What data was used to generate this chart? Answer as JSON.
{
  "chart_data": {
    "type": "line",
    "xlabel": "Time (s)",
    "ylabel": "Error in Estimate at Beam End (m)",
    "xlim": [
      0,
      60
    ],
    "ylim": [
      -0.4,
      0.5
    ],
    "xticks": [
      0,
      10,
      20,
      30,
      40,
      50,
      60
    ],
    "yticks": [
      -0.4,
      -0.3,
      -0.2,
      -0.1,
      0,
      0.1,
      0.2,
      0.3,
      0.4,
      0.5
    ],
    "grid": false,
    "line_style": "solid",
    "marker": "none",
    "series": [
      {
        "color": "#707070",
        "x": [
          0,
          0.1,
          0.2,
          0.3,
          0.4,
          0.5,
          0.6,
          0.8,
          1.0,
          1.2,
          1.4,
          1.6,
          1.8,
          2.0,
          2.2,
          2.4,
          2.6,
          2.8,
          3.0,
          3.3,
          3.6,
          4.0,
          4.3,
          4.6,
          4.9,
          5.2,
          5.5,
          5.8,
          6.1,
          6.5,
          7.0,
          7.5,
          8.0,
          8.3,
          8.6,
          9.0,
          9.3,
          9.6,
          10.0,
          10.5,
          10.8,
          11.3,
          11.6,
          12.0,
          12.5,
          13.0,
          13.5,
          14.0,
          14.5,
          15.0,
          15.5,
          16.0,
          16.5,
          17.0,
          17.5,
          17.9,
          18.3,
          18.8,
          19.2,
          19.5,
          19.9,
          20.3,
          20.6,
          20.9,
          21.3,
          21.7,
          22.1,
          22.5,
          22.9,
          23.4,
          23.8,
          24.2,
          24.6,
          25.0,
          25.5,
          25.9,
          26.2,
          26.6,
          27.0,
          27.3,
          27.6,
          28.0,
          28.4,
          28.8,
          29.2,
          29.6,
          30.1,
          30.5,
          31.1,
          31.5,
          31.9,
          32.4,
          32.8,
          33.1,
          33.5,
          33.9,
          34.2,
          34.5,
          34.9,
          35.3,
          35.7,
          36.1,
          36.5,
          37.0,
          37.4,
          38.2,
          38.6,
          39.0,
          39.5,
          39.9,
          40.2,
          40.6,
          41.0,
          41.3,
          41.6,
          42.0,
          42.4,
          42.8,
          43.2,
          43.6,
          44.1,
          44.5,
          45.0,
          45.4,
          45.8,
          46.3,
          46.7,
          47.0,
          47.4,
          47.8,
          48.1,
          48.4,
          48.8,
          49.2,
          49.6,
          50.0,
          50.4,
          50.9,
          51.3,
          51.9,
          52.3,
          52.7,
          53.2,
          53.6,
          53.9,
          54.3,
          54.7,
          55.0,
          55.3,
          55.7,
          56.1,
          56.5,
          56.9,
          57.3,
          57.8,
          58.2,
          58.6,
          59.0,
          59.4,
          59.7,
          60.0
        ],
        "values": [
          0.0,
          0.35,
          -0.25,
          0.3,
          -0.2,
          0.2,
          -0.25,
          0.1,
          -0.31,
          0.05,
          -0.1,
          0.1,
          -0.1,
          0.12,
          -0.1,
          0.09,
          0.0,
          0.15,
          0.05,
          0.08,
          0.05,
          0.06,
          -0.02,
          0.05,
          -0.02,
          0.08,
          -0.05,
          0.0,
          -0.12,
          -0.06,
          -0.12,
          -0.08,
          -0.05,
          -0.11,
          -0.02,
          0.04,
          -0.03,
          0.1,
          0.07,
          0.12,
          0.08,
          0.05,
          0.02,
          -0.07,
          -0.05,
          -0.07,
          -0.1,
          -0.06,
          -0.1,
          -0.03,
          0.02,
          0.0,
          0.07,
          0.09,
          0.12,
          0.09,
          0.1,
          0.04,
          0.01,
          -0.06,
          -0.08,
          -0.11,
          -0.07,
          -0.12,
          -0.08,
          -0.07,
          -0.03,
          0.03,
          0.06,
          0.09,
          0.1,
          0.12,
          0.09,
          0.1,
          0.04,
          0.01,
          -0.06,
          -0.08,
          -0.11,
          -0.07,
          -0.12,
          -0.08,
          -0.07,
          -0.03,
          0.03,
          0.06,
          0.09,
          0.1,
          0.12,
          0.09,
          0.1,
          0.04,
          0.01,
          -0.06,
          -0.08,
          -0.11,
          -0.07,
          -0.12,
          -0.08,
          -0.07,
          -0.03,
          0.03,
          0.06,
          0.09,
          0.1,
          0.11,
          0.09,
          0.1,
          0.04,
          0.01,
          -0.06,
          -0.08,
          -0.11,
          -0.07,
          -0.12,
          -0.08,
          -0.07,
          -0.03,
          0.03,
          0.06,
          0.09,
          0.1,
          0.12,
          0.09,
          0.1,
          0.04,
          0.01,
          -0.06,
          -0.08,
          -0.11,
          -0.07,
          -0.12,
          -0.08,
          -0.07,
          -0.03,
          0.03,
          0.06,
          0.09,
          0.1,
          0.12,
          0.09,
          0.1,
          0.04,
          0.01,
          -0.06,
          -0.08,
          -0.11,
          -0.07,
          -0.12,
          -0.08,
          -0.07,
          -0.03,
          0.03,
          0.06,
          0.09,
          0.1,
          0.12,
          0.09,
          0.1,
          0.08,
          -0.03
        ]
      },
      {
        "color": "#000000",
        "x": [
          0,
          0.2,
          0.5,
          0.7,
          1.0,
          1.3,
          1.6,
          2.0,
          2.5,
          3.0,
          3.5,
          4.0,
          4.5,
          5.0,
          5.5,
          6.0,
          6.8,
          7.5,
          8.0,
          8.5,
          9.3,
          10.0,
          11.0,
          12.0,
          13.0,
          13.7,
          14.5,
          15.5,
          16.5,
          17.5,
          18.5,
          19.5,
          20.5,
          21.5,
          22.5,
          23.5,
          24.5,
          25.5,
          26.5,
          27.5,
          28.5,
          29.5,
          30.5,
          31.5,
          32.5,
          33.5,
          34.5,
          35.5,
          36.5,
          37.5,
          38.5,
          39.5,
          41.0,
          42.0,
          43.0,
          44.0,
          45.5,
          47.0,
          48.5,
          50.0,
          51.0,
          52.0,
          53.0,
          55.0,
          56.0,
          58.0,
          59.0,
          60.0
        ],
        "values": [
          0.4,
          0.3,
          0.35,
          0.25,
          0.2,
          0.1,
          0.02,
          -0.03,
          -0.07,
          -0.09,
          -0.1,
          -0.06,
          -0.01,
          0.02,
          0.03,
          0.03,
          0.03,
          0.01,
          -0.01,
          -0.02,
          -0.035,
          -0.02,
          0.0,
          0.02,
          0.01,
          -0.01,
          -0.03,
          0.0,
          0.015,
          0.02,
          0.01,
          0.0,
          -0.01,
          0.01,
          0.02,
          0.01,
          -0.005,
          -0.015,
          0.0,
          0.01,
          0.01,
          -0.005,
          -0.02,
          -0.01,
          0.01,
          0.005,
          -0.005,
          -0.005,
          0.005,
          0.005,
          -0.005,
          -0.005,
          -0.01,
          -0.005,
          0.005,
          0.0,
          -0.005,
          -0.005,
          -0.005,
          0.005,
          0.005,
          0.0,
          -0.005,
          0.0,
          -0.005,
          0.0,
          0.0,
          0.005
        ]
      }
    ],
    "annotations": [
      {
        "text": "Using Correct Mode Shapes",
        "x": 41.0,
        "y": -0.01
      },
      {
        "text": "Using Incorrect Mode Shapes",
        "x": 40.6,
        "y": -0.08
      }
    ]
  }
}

-.-.-

[REQUIREMENT] Output every entry shown above, exactly.

[SOLUTION TO THE EXERCISE]
What data was used to generate this chart? Answer as JSON.
{
  "chart_data": {
    "type": "line",
    "xlabel": "Time (s)",
    "ylabel": "Error in Estimate at Beam End (m)",
    "xlim": [
      0,
      60
    ],
    "ylim": [
      -0.4,
      0.5
    ],
    "xticks": [
      0,
      10,
      20,
      30,
      40,
      50,
      60
    ],
    "yticks": [
      -0.4,
      -0.3,
      -0.2,
      -0.1,
      0,
      0.1,
      0.2,
      0.3,
      0.4,
      0.5
    ],
    "grid": false,
    "line_style": "solid",
    "marker": "none",
    "series": [
      {
        "color": "#707070",
        "x": [
          0,
          0.1,
          0.2,
          0.3,
          0.4,
          0.5,
          0.6,
          0.8,
          1.0,
          1.2,
          1.4,
          1.6,
          1.8,
          2.0,
          2.2,
          2.4,
          2.6,
          2.8,
          3.0,
          3.3,
          3.6,
          4.0,
          4.3,
          4.6,
          4.9,
          5.2,
          5.5,
          5.8,
          6.1,
          6.5,
          7.0,
          7.5,
          8.0,
          8.3,
          8.6,
          9.0,
          9.3,
          9.6,
          10.0,
          10.5,
          10.8,
          11.3,
          11.6,
          12.0,
          12.5,
          13.0,
          13.5,
          14.0,
          14.5,
          15.0,
          15.5,
          16.0,
          16.5,
          17.0,
          17.5,
          17.9,
          18.3,
          18.8,
          19.2,
          19.5,
          19.9,
          20.3,
          20.6,
          20.9,
          21.3,
          21.7,
          22.1,
          22.5,
          22.9,
          23.4,
          23.8,
          24.2,
          24.6,
          25.0,
          25.5,
          25.9,
          26.2,
          26.6,
          27.0,
          27.3,
          27.6,
          28.0,
          28.4,
          28.8,
          29.2,
          29.6,
          30.1,
          30.5,
          31.1,
          31.5,
          31.9,
          32.4,
          32.8,
          33.1,
          33.5,
          33.9,
          34.2,
          34.5,
          34.9,
          35.3,
          35.7,
          36.1,
          36.5,
          37.0,
          37.4,
          38.2,
          38.6,
          39.0,
          39.5,
          39.9,
          40.2,
          40.6,
          41.0,
          41.3,
          41.6,
          42.0,
          42.4,
          42.8,
          43.2,
          43.6,
          44.1,
          44.5,
          45.0,
          45.4,
          45.8,
          46.3,
          46.7,
          47.0,
          47.4,
          47.8,
          48.1,
          48.4,
          48.8,
          49.2,
          49.6,
          50.0,
          50.4,
          50.9,
          51.3,
          51.9,
          52.3,
          52.7,
          53.2,
          53.6,
          53.9,
          54.3,
          54.7,
          55.0,
          55.3,
          55.7,
          56.1,
          56.5,
          56.9,
          57.3,
          57.8,
          58.2,
          58.6,
          59.0,
          59.4,
          59.7,
          60.0
        ],
        "values": [
          0.0,
          0.35,
          -0.25,
          0.3,
          -0.2,
          0.2,
          -0.25,
          0.1,
          -0.31,
          0.05,
          -0.1,
          0.1,
          -0.1,
          0.12,
          -0.1,
          0.09,
          0.0,
          0.15,
          0.05,
          0.08,
          0.05,
          0.06,
          -0.02,
          0.05,
          -0.02,
          0.08,
          -0.05,
          0.0,
          -0.12,
          -0.06,
          -0.12,
          -0.08,
          -0.05,
          -0.11,
          -0.02,
          0.04,
          -0.03,
          0.1,
          0.07,
          0.12,
          0.08,
          0.05,
          0.02,
          -0.07,
          -0.05,
          -0.07,
          -0.1,
          -0.06,
          -0.1,
          -0.03,
          0.02,
          0.0,
          0.07,
          0.09,
          0.12,
          0.09,
          0.1,
          0.04,
          0.01,
          -0.06,
          -0.08,
          -0.11,
          -0.07,
          -0.12,
          -0.08,
          -0.07,
          -0.03,
          0.03,
          0.06,
          0.09,
          0.1,
          0.12,
          0.09,
          0.1,
          0.04,
          0.01,
          -0.06,
          -0.08,
          -0.11,
          -0.07,
          -0.12,
          -0.08,
          -0.07,
          -0.03,
          0.03,
          0.06,
          0.09,
          0.1,
          0.12,
          0.09,
          0.1,
          0.04,
          0.01,
          -0.06,
          -0.08,
          -0.11,
          -0.07,
          -0.12,
          -0.08,
          -0.07,
          -0.03,
          0.03,
          0.06,
          0.09,
          0.1,
          0.11,
          0.09,
          0.1,
          0.04,
          0.01,
          -0.06,
          -0.08,
          -0.11,
          -0.07,
          -0.12,
          -0.08,
          -0.07,
          -0.03,
          0.03,
          0.06,
          0.09,
          0.1,
          0.12,
          0.09,
          0.1,
          0.04,
          0.01,
          -0.06,
          -0.08,
          -0.11,
          -0.07,
          -0.12,
          -0.08,
          -0.07,
          -0.03,
          0.03,
          0.06,
          0.09,
          0.1,
          0.12,
          0.09,
          0.1,
          0.04,
          0.01,
          -0.06,
          -0.08,
          -0.11,
          -0.07,
          -0.12,
          -0.08,
          -0.07,
          -0.03,
          0.03,
          0.06,
          0.09,
          0.1,
          0.12,
          0.09,
          0.1,
          0.08,
          -0.03
        ]
      },
      {
        "color": "#000000",
        "x": [
          0,
          0.2,
          0.5,
          0.7,
          1.0,
          1.3,
          1.6,
          2.0,
          2.5,
          3.0,
          3.5,
          4.0,
          4.5,
          5.0,
          5.5,
          6.0,
          6.8,
          7.5,
          8.0,
          8.5,
          9.3,
          10.0,
          11.0,
          12.0,
          13.0,
          13.7,
          14.5,
          15.5,
          16.5,
          17.5,
          18.5,
          19.5,
          20.5,
          21.5,
          22.5,
          23.5,
          24.5,
          25.5,
          26.5,
          27.5,
          28.5,
          29.5,
          30.5,
          31.5,
          32.5,
          33.5,
          34.5,
          35.5,
          36.5,
          37.5,
          38.5,
          39.5,
          41.0,
          42.0,
          43.0,
          44.0,
          45.5,
          47.0,
          48.5,
          50.0,
          51.0,
          52.0,
          53.0,
          55.0,
          56.0,
          58.0,
          59.0,
          60.0
        ],
        "values": [
          0.4,
          0.3,
          0.35,
          0.25,
          0.2,
          0.1,
          0.02,
          -0.03,
          -0.07,
          -0.09,
          -0.1,
          -0.06,
          -0.01,
          0.02,
          0.03,
          0.03,
          0.03,
          0.01,
          -0.01,
          -0.02,
          -0.035,
          -0.02,
          0.0,
          0.02,
          0.01,
          -0.01,
          -0.03,
          0.0,
          0.015,
          0.02,
          0.01,
          0.0,
          -0.01,
          0.01,
          0.02,
          0.01,
          -0.005,
          -0.015,
          0.0,
          0.01,
          0.01,
          -0.005,
          -0.02,
          -0.01,
          0.01,
          0.005,
          -0.005,
          -0.005,
          0.005,
          0.005,
          -0.005,
          -0.005,
          -0.01,
          -0.005,
          0.005,
          0.0,
          -0.005,
          -0.005,
          -0.005,
          0.005,
          0.005,
          0.0,
          -0.005,
          0.0,
          -0.005,
          0.0,
          0.0,
          0.005
        ]
      }
    ],
    "annotations": [
      {
        "text": "Using Correct Mode Shapes",
        "x": 41.0,
        "y": -0.01
      },
      {
        "text": "Using Incorrect Mode Shapes",
        "x": 40.6,
        "y": -0.08
      }
    ]
  }
}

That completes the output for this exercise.